==== Given records

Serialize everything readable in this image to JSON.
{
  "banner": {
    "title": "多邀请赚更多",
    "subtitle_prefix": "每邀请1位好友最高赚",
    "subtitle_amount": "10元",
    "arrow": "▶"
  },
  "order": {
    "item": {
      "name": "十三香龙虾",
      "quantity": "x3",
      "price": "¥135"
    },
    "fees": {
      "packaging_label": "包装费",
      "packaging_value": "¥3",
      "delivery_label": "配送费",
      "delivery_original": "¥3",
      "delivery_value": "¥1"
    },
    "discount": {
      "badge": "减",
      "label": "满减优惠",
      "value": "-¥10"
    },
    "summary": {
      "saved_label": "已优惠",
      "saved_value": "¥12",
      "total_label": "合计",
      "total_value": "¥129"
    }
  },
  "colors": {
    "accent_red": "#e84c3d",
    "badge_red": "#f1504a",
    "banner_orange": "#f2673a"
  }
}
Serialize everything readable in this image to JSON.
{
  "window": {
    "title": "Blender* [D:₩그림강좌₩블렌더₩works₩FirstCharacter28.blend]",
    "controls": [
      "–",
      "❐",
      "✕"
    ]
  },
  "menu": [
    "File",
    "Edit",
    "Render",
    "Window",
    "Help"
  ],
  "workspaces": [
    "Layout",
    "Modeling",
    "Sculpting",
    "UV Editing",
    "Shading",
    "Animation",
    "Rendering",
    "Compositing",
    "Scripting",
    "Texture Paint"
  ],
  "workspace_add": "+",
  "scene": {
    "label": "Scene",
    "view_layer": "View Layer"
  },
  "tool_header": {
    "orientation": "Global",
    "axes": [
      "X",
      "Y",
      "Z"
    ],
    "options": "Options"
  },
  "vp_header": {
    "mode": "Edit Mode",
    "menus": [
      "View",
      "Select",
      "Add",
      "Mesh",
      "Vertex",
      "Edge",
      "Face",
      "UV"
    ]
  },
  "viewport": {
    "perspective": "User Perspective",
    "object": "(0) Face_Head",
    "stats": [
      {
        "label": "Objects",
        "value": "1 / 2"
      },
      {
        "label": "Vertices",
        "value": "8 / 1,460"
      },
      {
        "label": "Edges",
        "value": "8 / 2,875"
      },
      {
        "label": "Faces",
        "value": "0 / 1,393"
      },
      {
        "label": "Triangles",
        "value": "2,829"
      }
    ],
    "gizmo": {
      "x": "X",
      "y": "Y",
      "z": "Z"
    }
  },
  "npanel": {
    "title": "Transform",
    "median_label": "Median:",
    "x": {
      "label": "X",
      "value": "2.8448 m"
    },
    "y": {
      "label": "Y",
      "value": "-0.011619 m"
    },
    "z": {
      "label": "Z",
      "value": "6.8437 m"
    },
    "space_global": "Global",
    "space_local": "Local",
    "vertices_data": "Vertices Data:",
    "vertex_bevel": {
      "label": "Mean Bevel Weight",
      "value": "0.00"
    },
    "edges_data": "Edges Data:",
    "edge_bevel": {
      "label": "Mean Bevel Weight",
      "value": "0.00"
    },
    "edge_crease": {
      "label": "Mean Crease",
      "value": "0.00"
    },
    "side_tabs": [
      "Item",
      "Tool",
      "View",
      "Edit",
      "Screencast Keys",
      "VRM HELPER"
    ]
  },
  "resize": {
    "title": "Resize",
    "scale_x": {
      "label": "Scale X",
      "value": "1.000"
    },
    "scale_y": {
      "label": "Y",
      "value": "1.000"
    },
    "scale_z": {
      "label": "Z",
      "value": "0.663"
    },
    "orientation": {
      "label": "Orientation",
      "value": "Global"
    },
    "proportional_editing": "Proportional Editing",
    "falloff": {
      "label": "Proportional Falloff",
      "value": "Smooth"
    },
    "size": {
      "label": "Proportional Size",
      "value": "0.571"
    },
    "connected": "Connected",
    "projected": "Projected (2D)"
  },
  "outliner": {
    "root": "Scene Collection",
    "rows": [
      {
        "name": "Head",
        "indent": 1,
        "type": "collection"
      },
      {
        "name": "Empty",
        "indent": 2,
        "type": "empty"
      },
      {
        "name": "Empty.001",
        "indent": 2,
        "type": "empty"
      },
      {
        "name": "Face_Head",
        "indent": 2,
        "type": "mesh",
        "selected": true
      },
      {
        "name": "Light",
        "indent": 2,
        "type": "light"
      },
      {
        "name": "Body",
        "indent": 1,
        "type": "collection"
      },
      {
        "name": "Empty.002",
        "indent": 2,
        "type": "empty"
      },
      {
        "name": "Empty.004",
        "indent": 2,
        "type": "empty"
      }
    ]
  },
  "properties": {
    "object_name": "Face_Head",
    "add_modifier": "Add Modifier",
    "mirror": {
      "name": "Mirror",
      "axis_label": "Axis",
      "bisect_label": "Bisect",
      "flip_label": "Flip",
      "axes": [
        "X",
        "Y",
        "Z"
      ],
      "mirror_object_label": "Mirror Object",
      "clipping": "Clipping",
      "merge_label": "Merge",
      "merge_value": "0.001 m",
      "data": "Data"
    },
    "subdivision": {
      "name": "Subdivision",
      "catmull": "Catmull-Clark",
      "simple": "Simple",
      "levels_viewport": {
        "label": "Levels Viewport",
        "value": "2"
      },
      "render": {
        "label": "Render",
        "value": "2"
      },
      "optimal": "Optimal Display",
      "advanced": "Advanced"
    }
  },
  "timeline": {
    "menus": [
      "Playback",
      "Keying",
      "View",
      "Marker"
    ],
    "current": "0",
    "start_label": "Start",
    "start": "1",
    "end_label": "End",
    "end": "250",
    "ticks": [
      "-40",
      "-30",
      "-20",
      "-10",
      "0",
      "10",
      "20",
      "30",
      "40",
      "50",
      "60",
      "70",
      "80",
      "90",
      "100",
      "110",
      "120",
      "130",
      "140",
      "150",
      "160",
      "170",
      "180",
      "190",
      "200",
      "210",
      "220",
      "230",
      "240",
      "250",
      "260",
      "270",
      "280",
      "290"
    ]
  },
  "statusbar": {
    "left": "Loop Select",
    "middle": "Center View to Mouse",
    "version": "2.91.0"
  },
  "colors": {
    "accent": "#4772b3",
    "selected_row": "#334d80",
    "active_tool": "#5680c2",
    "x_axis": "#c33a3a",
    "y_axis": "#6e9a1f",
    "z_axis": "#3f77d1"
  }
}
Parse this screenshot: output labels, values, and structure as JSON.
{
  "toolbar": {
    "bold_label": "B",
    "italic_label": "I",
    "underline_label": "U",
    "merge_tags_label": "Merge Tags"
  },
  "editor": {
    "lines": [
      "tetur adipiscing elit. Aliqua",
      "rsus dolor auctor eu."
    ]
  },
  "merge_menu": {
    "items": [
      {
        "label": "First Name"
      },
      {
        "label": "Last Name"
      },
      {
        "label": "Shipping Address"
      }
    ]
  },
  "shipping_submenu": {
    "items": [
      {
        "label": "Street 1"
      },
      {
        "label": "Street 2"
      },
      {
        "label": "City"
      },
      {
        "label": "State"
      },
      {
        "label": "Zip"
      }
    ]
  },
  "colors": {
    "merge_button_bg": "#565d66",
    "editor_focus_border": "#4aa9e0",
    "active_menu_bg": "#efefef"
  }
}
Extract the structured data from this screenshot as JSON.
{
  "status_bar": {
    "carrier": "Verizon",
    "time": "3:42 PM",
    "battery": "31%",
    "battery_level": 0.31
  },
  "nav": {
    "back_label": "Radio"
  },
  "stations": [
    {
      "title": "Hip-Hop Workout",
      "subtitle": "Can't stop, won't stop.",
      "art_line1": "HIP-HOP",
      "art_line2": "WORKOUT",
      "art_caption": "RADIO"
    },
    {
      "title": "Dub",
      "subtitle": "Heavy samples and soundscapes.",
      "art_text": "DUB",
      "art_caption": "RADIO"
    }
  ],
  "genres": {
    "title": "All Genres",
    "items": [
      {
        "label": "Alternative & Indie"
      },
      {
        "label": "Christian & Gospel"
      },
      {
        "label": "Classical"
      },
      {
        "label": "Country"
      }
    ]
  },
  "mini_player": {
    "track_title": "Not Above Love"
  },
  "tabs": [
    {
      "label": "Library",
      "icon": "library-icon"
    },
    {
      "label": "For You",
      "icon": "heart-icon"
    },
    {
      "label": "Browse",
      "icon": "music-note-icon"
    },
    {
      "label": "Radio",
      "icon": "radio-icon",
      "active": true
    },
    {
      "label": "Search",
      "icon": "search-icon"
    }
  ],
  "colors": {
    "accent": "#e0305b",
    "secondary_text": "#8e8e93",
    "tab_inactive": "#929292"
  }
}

========

What is required » Locate the word "this" in the entries, and copy every line where it is found.

Result »
Serialize everything readable in this image to JSON.
Serialize everything readable in this image to JSON.
Parse this screenshot: output labels, values, and structure as JSON.
Extract the structured data from this screenshot as JSON.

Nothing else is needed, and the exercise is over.